Stored items:
------

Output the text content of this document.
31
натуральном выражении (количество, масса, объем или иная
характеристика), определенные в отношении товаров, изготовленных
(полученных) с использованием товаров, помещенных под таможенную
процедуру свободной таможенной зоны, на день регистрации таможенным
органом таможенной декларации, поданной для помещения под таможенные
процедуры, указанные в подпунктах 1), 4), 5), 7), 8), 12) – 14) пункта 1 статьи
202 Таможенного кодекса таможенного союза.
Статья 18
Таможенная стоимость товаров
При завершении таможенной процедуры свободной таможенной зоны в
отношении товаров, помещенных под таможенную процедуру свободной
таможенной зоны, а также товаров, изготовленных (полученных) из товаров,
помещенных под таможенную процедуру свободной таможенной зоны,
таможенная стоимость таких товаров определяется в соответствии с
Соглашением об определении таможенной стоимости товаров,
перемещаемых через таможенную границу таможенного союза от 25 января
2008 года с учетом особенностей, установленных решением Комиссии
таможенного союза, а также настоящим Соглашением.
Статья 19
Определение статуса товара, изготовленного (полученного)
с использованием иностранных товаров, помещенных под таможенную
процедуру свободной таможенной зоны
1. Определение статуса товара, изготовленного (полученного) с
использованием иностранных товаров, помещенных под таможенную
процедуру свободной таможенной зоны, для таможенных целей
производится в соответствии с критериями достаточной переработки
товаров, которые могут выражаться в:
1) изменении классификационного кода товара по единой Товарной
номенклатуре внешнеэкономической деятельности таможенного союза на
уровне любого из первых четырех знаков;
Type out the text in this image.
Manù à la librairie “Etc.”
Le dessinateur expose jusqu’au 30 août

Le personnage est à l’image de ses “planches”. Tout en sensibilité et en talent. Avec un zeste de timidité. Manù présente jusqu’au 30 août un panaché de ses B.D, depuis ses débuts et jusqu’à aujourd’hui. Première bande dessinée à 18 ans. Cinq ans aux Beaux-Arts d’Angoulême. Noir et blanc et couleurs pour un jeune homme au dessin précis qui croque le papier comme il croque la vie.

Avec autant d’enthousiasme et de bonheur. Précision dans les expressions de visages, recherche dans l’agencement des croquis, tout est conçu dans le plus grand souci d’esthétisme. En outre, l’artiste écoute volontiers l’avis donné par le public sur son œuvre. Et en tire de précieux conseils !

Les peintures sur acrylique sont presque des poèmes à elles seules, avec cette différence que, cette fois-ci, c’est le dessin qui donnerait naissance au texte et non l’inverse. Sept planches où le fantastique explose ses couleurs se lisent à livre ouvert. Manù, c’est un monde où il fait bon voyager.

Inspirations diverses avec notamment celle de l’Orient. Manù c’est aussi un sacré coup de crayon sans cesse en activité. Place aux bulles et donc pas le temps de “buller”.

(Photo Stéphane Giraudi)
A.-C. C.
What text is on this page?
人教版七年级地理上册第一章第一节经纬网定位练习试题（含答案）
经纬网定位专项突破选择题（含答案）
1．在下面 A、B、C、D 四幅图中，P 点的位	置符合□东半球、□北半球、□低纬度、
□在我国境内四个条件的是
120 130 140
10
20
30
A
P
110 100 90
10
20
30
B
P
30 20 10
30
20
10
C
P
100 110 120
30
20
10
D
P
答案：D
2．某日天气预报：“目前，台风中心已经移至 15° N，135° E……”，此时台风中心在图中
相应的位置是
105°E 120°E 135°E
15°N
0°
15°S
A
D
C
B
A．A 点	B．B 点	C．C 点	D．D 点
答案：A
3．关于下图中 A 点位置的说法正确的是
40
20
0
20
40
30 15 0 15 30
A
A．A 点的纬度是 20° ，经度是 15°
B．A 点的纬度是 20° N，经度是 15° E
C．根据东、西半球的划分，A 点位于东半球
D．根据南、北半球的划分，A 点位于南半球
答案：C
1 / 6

------

Quote the lines of the listing above that run from the line with "What text is on this page?" through its last line, both included, and nothing else.

WRITTEN SOLUTION:
What text is on this page?
人教版七年级地理上册第一章第一节经纬网定位练习试题（含答案）
经纬网定位专项突破选择题（含答案）
1．在下面 A、B、C、D 四幅图中，P 点的位	置符合□东半球、□北半球、□低纬度、
□在我国境内四个条件的是
120 130 140
10
20
30
A
P
110 100 90
10
20
30
B
P
30 20 10
30
20
10
C
P
100 110 120
30
20
10
D
P
答案：D
2．某日天气预报：“目前，台风中心已经移至 15° N，135° E……”，此时台风中心在图中
相应的位置是
105°E 120°E 135°E
15°N
0°
15°S
A
D
C
B
A．A 点	B．B 点	C．C 点	D．D 点
答案：A
3．关于下图中 A 点位置的说法正确的是
40
20
0
20
40
30 15 0 15 30
A
A．A 点的纬度是 20° ，经度是 15°
B．A 点的纬度是 20° N，经度是 15° E
C．根据东、西半球的划分，A 点位于东半球
D．根据南、北半球的划分，A 点位于南半球
答案：C
1 / 6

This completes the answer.